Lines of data
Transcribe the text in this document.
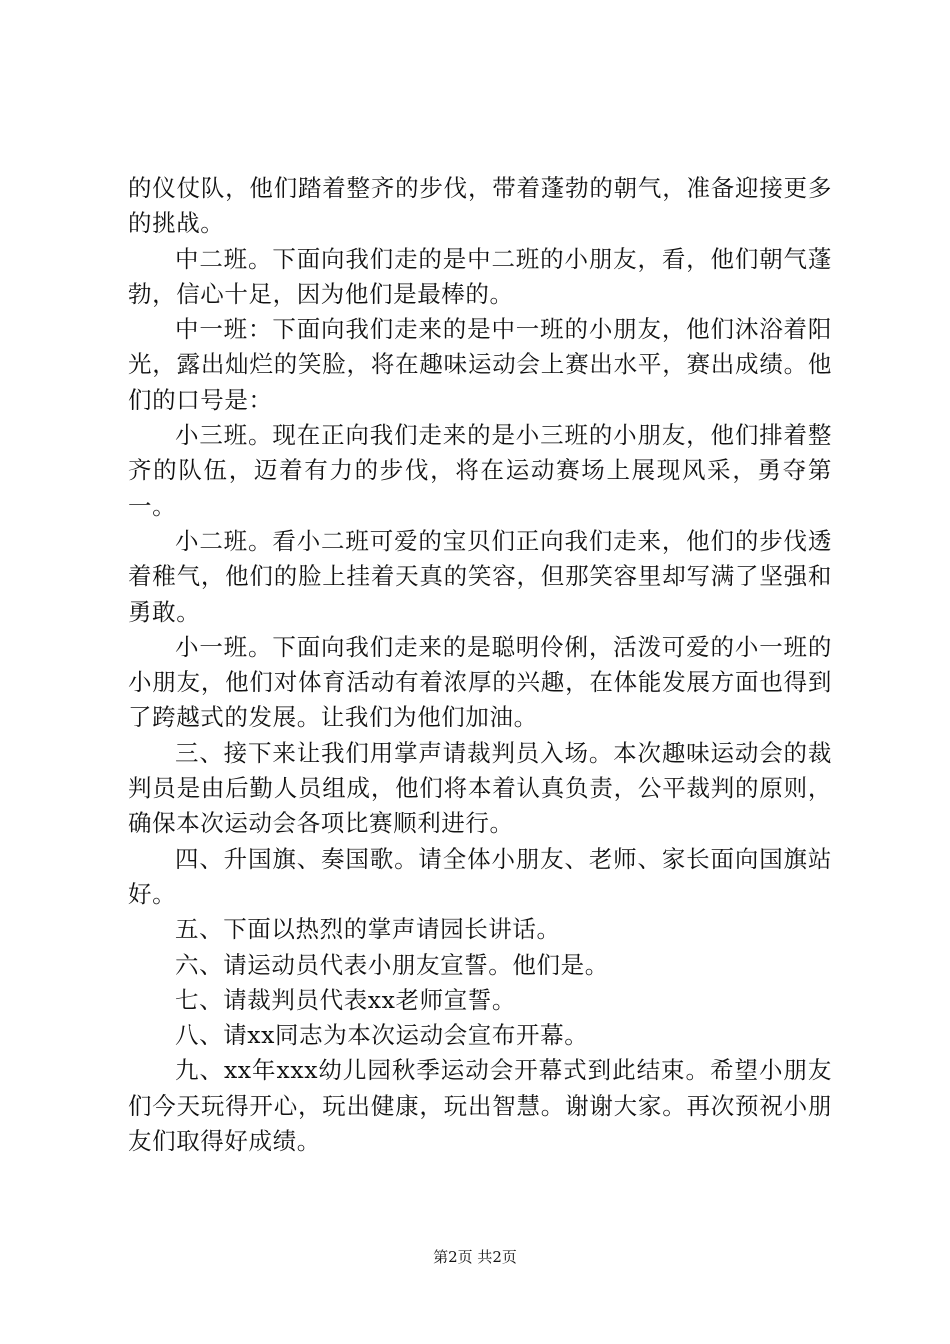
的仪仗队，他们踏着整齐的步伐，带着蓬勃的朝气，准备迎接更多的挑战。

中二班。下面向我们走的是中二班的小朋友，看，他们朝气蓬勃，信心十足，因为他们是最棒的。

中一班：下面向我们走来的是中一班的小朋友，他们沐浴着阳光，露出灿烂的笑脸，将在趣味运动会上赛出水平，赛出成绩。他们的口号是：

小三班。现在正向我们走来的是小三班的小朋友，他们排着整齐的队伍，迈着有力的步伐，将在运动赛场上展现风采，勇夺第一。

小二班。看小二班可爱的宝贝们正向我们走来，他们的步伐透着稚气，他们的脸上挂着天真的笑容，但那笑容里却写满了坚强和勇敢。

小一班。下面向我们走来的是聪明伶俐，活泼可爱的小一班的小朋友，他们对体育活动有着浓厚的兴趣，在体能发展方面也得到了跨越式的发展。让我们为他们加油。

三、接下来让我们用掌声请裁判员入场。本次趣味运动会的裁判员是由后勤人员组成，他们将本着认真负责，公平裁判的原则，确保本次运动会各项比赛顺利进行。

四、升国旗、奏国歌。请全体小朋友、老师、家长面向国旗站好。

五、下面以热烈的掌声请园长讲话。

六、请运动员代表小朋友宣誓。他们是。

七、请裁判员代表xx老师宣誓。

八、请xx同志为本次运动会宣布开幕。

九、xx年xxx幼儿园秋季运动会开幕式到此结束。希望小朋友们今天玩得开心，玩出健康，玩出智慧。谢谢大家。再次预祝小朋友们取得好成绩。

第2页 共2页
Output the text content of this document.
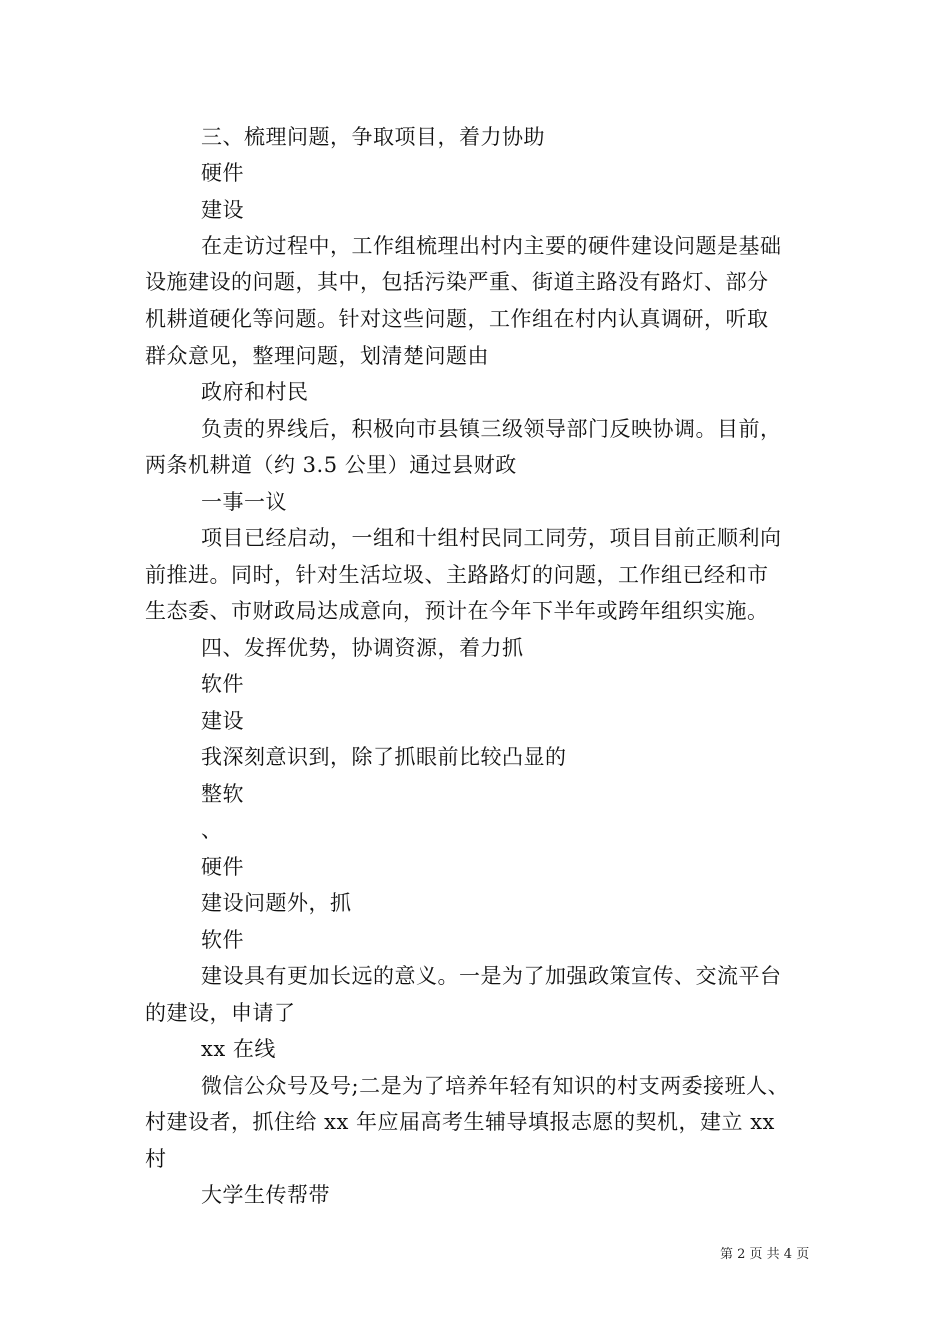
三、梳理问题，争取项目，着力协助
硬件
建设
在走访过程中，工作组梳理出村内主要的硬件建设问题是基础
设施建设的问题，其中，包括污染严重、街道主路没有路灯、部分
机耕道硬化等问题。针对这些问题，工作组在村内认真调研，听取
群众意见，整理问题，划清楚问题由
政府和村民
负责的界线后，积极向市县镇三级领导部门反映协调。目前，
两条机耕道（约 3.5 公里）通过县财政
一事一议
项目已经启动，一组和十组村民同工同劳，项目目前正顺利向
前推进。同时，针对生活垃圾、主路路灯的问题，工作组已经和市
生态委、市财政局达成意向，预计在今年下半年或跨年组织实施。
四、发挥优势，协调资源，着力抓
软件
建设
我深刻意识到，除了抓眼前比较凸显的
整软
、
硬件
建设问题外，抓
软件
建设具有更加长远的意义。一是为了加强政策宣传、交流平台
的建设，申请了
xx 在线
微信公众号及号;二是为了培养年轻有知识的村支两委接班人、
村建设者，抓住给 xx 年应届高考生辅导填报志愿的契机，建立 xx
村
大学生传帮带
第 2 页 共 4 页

* * *

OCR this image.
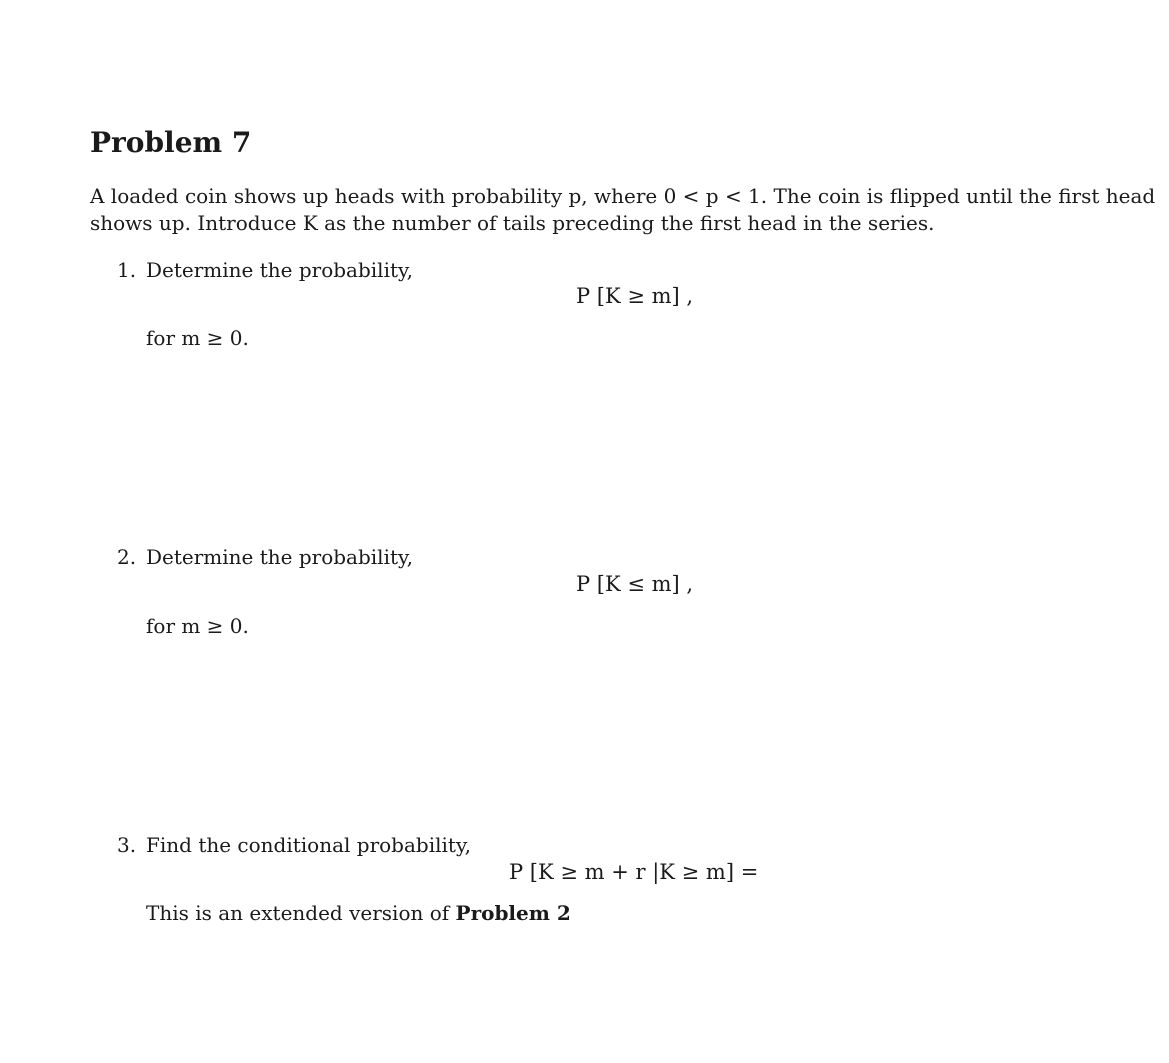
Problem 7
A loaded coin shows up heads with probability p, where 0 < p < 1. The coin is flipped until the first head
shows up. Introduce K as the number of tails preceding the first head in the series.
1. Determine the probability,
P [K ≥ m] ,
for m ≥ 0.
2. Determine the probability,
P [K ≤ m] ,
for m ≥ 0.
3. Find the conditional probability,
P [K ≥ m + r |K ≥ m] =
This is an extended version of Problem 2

• [What to work on]: List each line in the listing that contains the string "shows".

• [Result of this task]:
A loaded coin shows up heads with probability p, where 0 < p < 1. The coin is flipped until the first head
shows up. Introduce K as the number of tails preceding the first head in the series.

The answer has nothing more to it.